# [本文の抜粋]
......

卓球「みうみま」対決に終止符 パリ五輪代表選考レース 平野が代表入り確実

女子シングルス6回戦 準々決勝進出を決めた平野美宇=東京体育館(写真部・二神亨)  卓球の全日本選手権第5日は26日、東京体育館で行われ、女子シングルスでパリ五輪選考ランキング2位の平野美宇(木下グループ、沼津市出身)が27日の準々決勝に進出した。同3位の伊藤美誠(スターツ、磐田市出身)が6回戦で敗れ16強止まりだったため、平野の2大会連続、シングルスでは初となる五輪代表入りが確実になった。
 五輪選考ポイント486点で2番手に付ける平野は、6回戦で大藤沙月(ミキハウス)に4―0でストレート勝ち。451・5点で3番手の伊藤は初戦の4回戦から3試合連続フルゲームの末に6回戦で木村香純(Tリーグ名古屋)に3―4で競り負け、獲得ポイントで平野を上回る可能性がなくなった。

平野悲願「人生は自分で」示した成長
女子シングルス5回戦を突破した平野美宇=東京体育館(写真部・二神亨)
 「自分の人生は自分でコントロールする。相手のミスや負けに期待しない」。何度も言い聞かせてきた言葉を平野が大一番で体現した。フルゲームの初戦を皮切りに3連勝。パリ五輪を懸けたライバル伊藤との「みうみま」対決に終止符を打ち、悲願のシングルス切符を手中に収めた。
 4回戦で全日本ジュニア2位の面手(岡山・山陽学園高)にゲームカウント3―1から追い付かれた。「諦めてくれたかなと思ってしまった」。勝ち急ぐ気持ちを戒め、第7ゲームを11―5。いきなり訪れたヤマ場を越えて勢いに乗った。

......

# [演習用データ]
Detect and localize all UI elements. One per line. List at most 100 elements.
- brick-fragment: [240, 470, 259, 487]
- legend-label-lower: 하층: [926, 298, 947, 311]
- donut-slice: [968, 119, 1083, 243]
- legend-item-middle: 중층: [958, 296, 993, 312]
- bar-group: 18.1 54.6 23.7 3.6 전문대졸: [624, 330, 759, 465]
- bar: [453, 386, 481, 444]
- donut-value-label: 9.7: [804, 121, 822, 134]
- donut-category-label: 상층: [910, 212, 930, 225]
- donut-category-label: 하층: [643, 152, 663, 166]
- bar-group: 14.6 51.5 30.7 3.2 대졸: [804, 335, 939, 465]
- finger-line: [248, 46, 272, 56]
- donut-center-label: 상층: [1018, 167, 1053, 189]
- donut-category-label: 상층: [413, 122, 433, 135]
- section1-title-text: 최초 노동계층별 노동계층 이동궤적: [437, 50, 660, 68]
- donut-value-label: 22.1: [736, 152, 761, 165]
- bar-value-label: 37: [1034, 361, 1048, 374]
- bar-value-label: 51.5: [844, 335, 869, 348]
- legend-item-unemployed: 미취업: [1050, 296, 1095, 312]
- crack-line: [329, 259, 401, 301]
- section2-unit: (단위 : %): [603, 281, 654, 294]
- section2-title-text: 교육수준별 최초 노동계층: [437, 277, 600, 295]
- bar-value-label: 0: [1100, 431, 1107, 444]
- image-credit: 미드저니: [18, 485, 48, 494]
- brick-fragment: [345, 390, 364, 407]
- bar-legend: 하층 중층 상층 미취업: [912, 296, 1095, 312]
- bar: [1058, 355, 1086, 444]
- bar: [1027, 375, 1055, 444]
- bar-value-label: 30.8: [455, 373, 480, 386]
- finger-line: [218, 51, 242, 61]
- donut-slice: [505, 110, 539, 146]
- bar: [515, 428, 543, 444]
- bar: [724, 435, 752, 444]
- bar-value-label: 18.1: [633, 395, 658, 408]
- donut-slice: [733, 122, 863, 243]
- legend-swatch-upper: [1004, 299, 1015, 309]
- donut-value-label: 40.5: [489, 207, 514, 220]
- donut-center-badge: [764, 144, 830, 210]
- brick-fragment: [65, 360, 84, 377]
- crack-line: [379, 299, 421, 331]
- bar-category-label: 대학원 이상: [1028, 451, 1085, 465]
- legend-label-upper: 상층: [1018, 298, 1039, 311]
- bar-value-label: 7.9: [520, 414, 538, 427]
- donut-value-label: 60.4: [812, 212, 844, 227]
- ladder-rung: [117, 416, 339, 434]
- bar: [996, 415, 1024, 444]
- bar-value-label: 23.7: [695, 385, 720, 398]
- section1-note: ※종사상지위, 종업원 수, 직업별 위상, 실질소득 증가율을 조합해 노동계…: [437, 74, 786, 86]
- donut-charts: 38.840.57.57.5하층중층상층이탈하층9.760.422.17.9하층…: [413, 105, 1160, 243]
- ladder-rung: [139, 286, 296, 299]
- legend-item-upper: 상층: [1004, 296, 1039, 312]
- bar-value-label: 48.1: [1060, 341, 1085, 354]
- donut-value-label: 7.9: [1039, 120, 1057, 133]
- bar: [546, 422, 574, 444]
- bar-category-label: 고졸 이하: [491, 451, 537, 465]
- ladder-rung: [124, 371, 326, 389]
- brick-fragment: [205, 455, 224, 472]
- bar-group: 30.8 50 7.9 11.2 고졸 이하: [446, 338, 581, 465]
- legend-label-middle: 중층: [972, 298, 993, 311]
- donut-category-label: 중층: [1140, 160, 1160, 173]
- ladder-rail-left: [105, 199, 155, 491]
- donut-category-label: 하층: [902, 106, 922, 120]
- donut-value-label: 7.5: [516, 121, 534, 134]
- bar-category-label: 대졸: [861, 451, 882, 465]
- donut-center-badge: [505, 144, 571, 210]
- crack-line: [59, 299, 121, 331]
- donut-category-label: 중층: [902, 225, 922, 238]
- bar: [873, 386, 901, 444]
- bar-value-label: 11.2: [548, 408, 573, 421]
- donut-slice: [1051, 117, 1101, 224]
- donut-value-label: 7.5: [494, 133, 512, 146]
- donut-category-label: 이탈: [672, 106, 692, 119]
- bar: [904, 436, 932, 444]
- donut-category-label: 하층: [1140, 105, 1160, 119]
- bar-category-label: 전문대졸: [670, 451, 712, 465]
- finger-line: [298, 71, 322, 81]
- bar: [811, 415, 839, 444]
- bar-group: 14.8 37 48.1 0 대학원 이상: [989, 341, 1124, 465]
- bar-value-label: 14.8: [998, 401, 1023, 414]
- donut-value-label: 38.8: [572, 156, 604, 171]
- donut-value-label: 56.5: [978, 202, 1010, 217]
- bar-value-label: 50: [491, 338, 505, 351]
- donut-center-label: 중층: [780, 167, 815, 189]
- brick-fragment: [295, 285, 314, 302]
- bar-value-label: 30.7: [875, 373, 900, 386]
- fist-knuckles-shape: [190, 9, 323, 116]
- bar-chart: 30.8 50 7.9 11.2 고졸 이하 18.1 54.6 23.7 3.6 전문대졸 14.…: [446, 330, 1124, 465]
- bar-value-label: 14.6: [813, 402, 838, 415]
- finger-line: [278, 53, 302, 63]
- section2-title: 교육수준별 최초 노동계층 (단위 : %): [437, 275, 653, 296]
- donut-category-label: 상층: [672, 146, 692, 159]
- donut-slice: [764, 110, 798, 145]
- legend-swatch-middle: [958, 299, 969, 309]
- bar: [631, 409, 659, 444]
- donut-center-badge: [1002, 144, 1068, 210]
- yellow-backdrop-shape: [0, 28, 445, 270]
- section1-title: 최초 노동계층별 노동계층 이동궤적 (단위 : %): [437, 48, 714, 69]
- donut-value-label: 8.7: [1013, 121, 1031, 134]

......

# [実施する課題]
a) 卓球の記事から、「平野悲願「人生は自分で」示した成長」を含む語句で始まり「ングルス切符を手中に収めた。」で終わる部分を抜き出し、「ライバル」を「宿敵」に置き換えて書き直してください。
b) リストの冒頭の行から「- legend-item-middle: 중층: [958, 296, 993, 312]」を含む行までを、一字一句変えずに書き写してください。

# [想定される解答]
a)
平野悲願「人生は自分で」示した成長
女子シングルス5回戦を突破した平野美宇=東京体育館(写真部・二神亨)
 「自分の人生は自分でコントロールする。相手のミスや負けに期待しない」。何度も言い聞かせてきた言葉を平野が大一番で体現した。フルゲームの初戦を皮切りに3連勝。パリ五輪を懸けた宿敵伊藤との「みうみま」対決に終止符を打ち、悲願のシングルス切符を手中に収めた。

b)
Detect and localize all UI elements. One per line. List at most 100 elements.
- brick-fragment: [240, 470, 259, 487]
- legend-label-lower: 하층: [926, 298, 947, 311]
- donut-slice: [968, 119, 1083, 243]
- legend-item-middle: 중층: [958, 296, 993, 312]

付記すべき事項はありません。